▶ _Data to process_

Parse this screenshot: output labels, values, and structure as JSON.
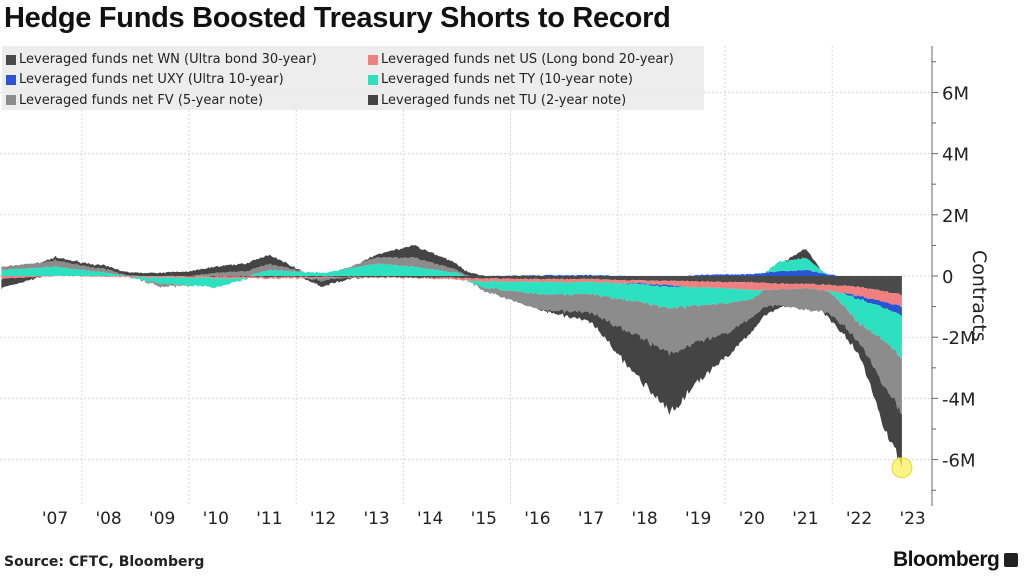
{
  "title": "Hedge Funds Boosted Treasury Shorts to Record",
  "source": "Source: CFTC, Bloomberg",
  "brand": "Bloomberg",
  "chart_data": {
    "type": "area",
    "stacked": true,
    "title": "Hedge Funds Boosted Treasury Shorts to Record",
    "xlabel": "",
    "ylabel": "Contracts",
    "ylim": [
      -7500000,
      7500000
    ],
    "xlim": [
      2006.5,
      2023.4
    ],
    "yticks": [
      6000000,
      4000000,
      2000000,
      0,
      -2000000,
      -4000000,
      -6000000
    ],
    "ytick_labels": [
      "6M",
      "4M",
      "2M",
      "0",
      "-2M",
      "-4M",
      "-6M"
    ],
    "xtick_labels": [
      "'07",
      "'08",
      "'09",
      "'10",
      "'11",
      "'12",
      "'13",
      "'14",
      "'15",
      "'16",
      "'17",
      "'18",
      "'19",
      "'20",
      "'21",
      "'22",
      "'23"
    ],
    "legend_position": "top-left",
    "grid": true,
    "annotation": "Highlighted circle at latest total (~-6.2M)",
    "x": [
      2006.5,
      2007.5,
      2008.5,
      2009.5,
      2010.5,
      2011.5,
      2012.5,
      2013.5,
      2014.2,
      2015.0,
      2015.5,
      2016.5,
      2017.5,
      2018.5,
      2019.0,
      2019.5,
      2020.0,
      2020.5,
      2021.0,
      2021.5,
      2022.0,
      2022.5,
      2023.0,
      2023.3
    ],
    "series": [
      {
        "name": "Leveraged funds net WN (Ultra bond 30-year)",
        "color": "#4a4a4a",
        "values": [
          0,
          0,
          0,
          0,
          -0.02,
          -0.03,
          -0.03,
          -0.04,
          -0.05,
          -0.06,
          -0.08,
          -0.1,
          -0.1,
          -0.15,
          -0.15,
          -0.18,
          -0.2,
          -0.2,
          -0.25,
          -0.25,
          -0.3,
          -0.35,
          -0.5,
          -0.6
        ]
      },
      {
        "name": "Leveraged funds net US (Long bond 20-year)",
        "color": "#f08080",
        "values": [
          -0.1,
          0,
          -0.03,
          -0.05,
          -0.05,
          -0.05,
          -0.03,
          -0.02,
          -0.02,
          -0.05,
          -0.1,
          -0.1,
          -0.1,
          -0.1,
          -0.15,
          -0.2,
          -0.2,
          -0.25,
          -0.2,
          -0.15,
          -0.2,
          -0.3,
          -0.35,
          -0.4
        ]
      },
      {
        "name": "Leveraged funds net UXY (Ultra 10-year)",
        "color": "#2a55d0",
        "values": [
          0,
          0,
          0,
          0,
          0,
          0,
          0,
          0,
          0,
          0,
          0,
          0.02,
          0.03,
          -0.03,
          -0.05,
          0.03,
          0.05,
          0.06,
          0.15,
          0.2,
          0.03,
          -0.1,
          -0.2,
          -0.3
        ]
      },
      {
        "name": "Leveraged funds net TY (10-year note)",
        "color": "#2de0c0",
        "values": [
          0.2,
          0.3,
          0.1,
          -0.2,
          -0.3,
          0.2,
          0.1,
          0.4,
          0.3,
          0.1,
          -0.2,
          -0.4,
          -0.4,
          -0.6,
          -0.7,
          -0.6,
          -0.5,
          -0.3,
          0.3,
          0.4,
          -0.1,
          -0.8,
          -1.1,
          -1.4
        ]
      },
      {
        "name": "Leveraged funds net FV (5-year note)",
        "color": "#8c8c8c",
        "values": [
          0.1,
          0.2,
          0.1,
          -0.1,
          0.1,
          0.2,
          -0.1,
          0.2,
          0.3,
          0.1,
          -0.1,
          -0.5,
          -0.6,
          -1.2,
          -1.5,
          -1.2,
          -1.0,
          -0.6,
          -0.5,
          -0.7,
          -0.7,
          -0.6,
          -1.5,
          -1.8
        ]
      },
      {
        "name": "Leveraged funds net TU (2-year note)",
        "color": "#444444",
        "values": [
          -0.3,
          0.1,
          0.1,
          0.1,
          0.2,
          0.3,
          -0.2,
          0.1,
          0.4,
          0.2,
          0,
          0,
          -0.3,
          -1.5,
          -1.9,
          -1.3,
          -0.8,
          -0.45,
          -0.1,
          0.3,
          -0.2,
          -0.4,
          -1.4,
          -1.7
        ]
      }
    ],
    "value_unit": "million contracts"
  }
}
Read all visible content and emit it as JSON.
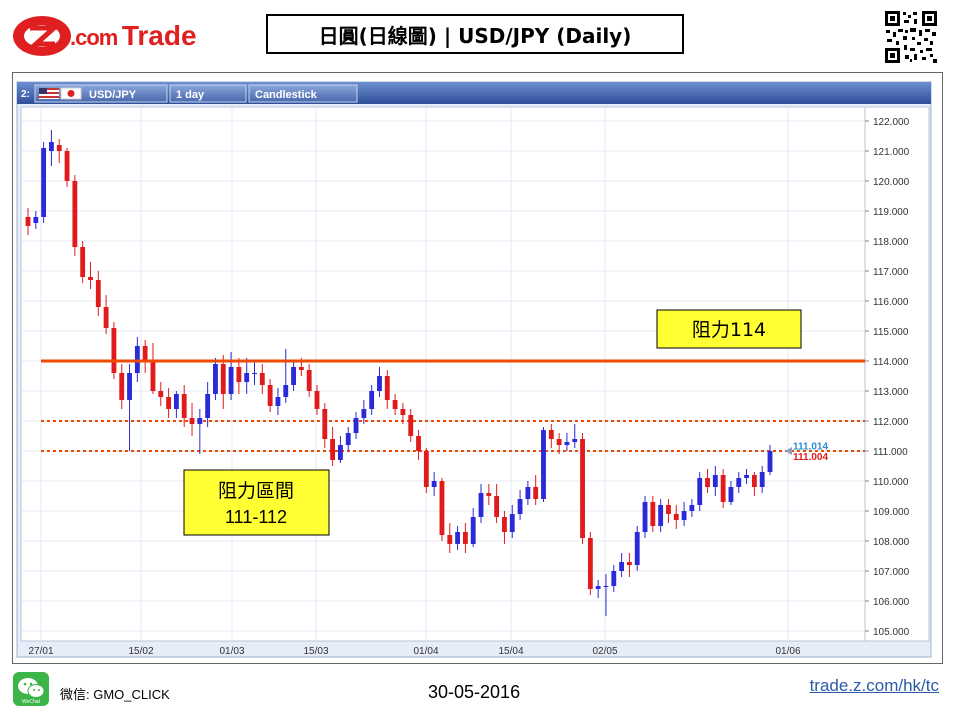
{
  "header": {
    "logo_text": "Z.com Trade",
    "logo_com": ".com",
    "logo_trade": "Trade",
    "title": "日圓(日線圖) | USD/JPY  (Daily)"
  },
  "toolbar": {
    "index": "2:",
    "symbol": "USD/JPY",
    "interval": "1 day",
    "chart_style": "Candlestick"
  },
  "annotations": {
    "resistance_114": "阻力114",
    "resistance_zone_title": "阻力區間",
    "resistance_zone_range": "111-112"
  },
  "price_tags": {
    "ask": "111.014",
    "bid": "111.004"
  },
  "footer": {
    "wechat_label": "微信: GMO_CLICK",
    "wechat_icon_text": "WeChat",
    "date": "30-05-2016",
    "link": "trade.z.com/hk/tc"
  },
  "colors": {
    "up_candle": "#2a2ad8",
    "down_candle": "#e11b1b",
    "resistance_line": "#f04a00",
    "zone_line": "#f04a00",
    "annotation_bg": "#ffff33",
    "toolbar_bg": "#3e5fa8",
    "brand_red": "#e02020",
    "link": "#2c5aa6",
    "ask_tag": "#2c8fd0",
    "bid_tag": "#e11b1b"
  },
  "chart_data": {
    "type": "candlestick",
    "title": "USD/JPY",
    "interval": "1 day",
    "ylim": [
      104.5,
      122.5
    ],
    "yticks": [
      "105.000",
      "106.000",
      "107.000",
      "108.000",
      "109.000",
      "110.000",
      "111.000",
      "112.000",
      "113.000",
      "114.000",
      "115.000",
      "116.000",
      "117.000",
      "118.000",
      "119.000",
      "120.000",
      "121.000",
      "122.000"
    ],
    "xticks": [
      "27/01",
      "15/02",
      "01/03",
      "15/03",
      "01/04",
      "15/04",
      "02/05",
      "01/06"
    ],
    "resistance_line": 114,
    "resistance_zone": [
      111,
      112
    ],
    "last_ask": 111.014,
    "last_bid": 111.004,
    "candles": [
      [
        118.8,
        118.5,
        119.1,
        118.2
      ],
      [
        118.6,
        118.8,
        119.0,
        118.4
      ],
      [
        118.8,
        121.1,
        121.3,
        118.6
      ],
      [
        121.0,
        121.3,
        121.7,
        120.5
      ],
      [
        121.2,
        121.0,
        121.4,
        120.6
      ],
      [
        121.0,
        120.0,
        121.1,
        119.8
      ],
      [
        120.0,
        117.8,
        120.2,
        117.5
      ],
      [
        117.8,
        116.8,
        118.0,
        116.6
      ],
      [
        116.8,
        116.7,
        117.3,
        116.4
      ],
      [
        116.7,
        115.8,
        117.0,
        115.5
      ],
      [
        115.8,
        115.1,
        116.2,
        114.9
      ],
      [
        115.1,
        113.6,
        115.3,
        113.4
      ],
      [
        113.6,
        112.7,
        113.9,
        112.4
      ],
      [
        112.7,
        113.6,
        113.9,
        111.0
      ],
      [
        113.6,
        114.5,
        114.8,
        113.3
      ],
      [
        114.5,
        114.0,
        114.7,
        113.6
      ],
      [
        114.0,
        113.0,
        114.6,
        112.9
      ],
      [
        113.0,
        112.8,
        113.3,
        112.5
      ],
      [
        112.8,
        112.4,
        113.1,
        112.1
      ],
      [
        112.4,
        112.9,
        113.0,
        112.1
      ],
      [
        112.9,
        112.1,
        113.2,
        111.8
      ],
      [
        112.1,
        111.9,
        112.6,
        111.5
      ],
      [
        111.9,
        112.1,
        112.4,
        110.9
      ],
      [
        112.1,
        112.9,
        113.3,
        111.8
      ],
      [
        112.9,
        113.9,
        114.1,
        112.7
      ],
      [
        113.9,
        112.9,
        114.2,
        112.4
      ],
      [
        112.9,
        113.8,
        114.3,
        112.7
      ],
      [
        113.8,
        113.3,
        114.1,
        112.9
      ],
      [
        113.3,
        113.6,
        114.1,
        112.9
      ],
      [
        113.6,
        113.6,
        114.0,
        113.2
      ],
      [
        113.6,
        113.2,
        113.9,
        112.9
      ],
      [
        113.2,
        112.5,
        113.4,
        112.3
      ],
      [
        112.5,
        112.8,
        113.1,
        112.2
      ],
      [
        112.8,
        113.2,
        114.4,
        112.6
      ],
      [
        113.2,
        113.8,
        114.0,
        113.0
      ],
      [
        113.8,
        113.7,
        114.1,
        113.5
      ],
      [
        113.7,
        113.0,
        113.9,
        112.8
      ],
      [
        113.0,
        112.4,
        113.2,
        112.2
      ],
      [
        112.4,
        111.4,
        112.6,
        111.1
      ],
      [
        111.4,
        110.7,
        111.8,
        110.5
      ],
      [
        110.7,
        111.2,
        111.5,
        110.6
      ],
      [
        111.2,
        111.6,
        111.8,
        111.0
      ],
      [
        111.6,
        112.1,
        112.3,
        111.4
      ],
      [
        112.1,
        112.4,
        112.7,
        111.9
      ],
      [
        112.4,
        113.0,
        113.2,
        112.2
      ],
      [
        113.0,
        113.5,
        113.8,
        112.8
      ],
      [
        113.5,
        112.7,
        113.7,
        112.4
      ],
      [
        112.7,
        112.4,
        112.9,
        112.2
      ],
      [
        112.4,
        112.2,
        112.6,
        111.9
      ],
      [
        112.2,
        111.5,
        112.4,
        111.3
      ],
      [
        111.5,
        111.0,
        111.7,
        110.7
      ],
      [
        111.0,
        109.8,
        111.1,
        109.6
      ],
      [
        109.8,
        110.0,
        110.3,
        109.5
      ],
      [
        110.0,
        108.2,
        110.1,
        108.0
      ],
      [
        108.2,
        107.9,
        108.6,
        107.6
      ],
      [
        107.9,
        108.3,
        108.5,
        107.7
      ],
      [
        108.3,
        107.9,
        108.6,
        107.6
      ],
      [
        107.9,
        108.8,
        109.1,
        107.8
      ],
      [
        108.8,
        109.6,
        109.9,
        108.6
      ],
      [
        109.6,
        109.5,
        109.9,
        109.2
      ],
      [
        109.5,
        108.8,
        109.9,
        108.6
      ],
      [
        108.8,
        108.3,
        109.0,
        107.9
      ],
      [
        108.3,
        108.9,
        109.2,
        108.1
      ],
      [
        108.9,
        109.4,
        109.7,
        108.7
      ],
      [
        109.4,
        109.8,
        110.0,
        109.2
      ],
      [
        109.8,
        109.4,
        110.2,
        109.2
      ],
      [
        109.4,
        111.7,
        111.8,
        109.3
      ],
      [
        111.7,
        111.4,
        111.9,
        111.1
      ],
      [
        111.4,
        111.2,
        111.6,
        110.9
      ],
      [
        111.2,
        111.3,
        111.6,
        111.0
      ],
      [
        111.3,
        111.4,
        111.9,
        111.1
      ],
      [
        111.4,
        108.1,
        111.6,
        107.9
      ],
      [
        108.1,
        106.4,
        108.3,
        106.2
      ],
      [
        106.4,
        106.5,
        106.7,
        106.1
      ],
      [
        106.5,
        106.5,
        106.9,
        105.5
      ],
      [
        106.5,
        107.0,
        107.2,
        106.3
      ],
      [
        107.0,
        107.3,
        107.6,
        106.8
      ],
      [
        107.3,
        107.2,
        107.6,
        106.8
      ],
      [
        107.2,
        108.3,
        108.5,
        107.0
      ],
      [
        108.3,
        109.3,
        109.5,
        108.1
      ],
      [
        109.3,
        108.5,
        109.5,
        108.3
      ],
      [
        108.5,
        109.2,
        109.4,
        108.3
      ],
      [
        109.2,
        108.9,
        109.4,
        108.6
      ],
      [
        108.9,
        108.7,
        109.2,
        108.4
      ],
      [
        108.7,
        109.0,
        109.3,
        108.5
      ],
      [
        109.0,
        109.2,
        109.4,
        108.8
      ],
      [
        109.2,
        110.1,
        110.3,
        109.0
      ],
      [
        110.1,
        109.8,
        110.4,
        109.6
      ],
      [
        109.8,
        110.2,
        110.5,
        109.5
      ],
      [
        110.2,
        109.3,
        110.4,
        109.1
      ],
      [
        109.3,
        109.8,
        110.0,
        109.2
      ],
      [
        109.8,
        110.1,
        110.3,
        109.6
      ],
      [
        110.1,
        110.2,
        110.4,
        109.9
      ],
      [
        110.2,
        109.8,
        110.3,
        109.5
      ],
      [
        109.8,
        110.3,
        110.5,
        109.6
      ],
      [
        110.3,
        111.0,
        111.2,
        110.2
      ]
    ]
  }
}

▶ _Required task_
Report how many lines of the entries hold the string "Treasury". Provide the number alone.

▶ _The output_
2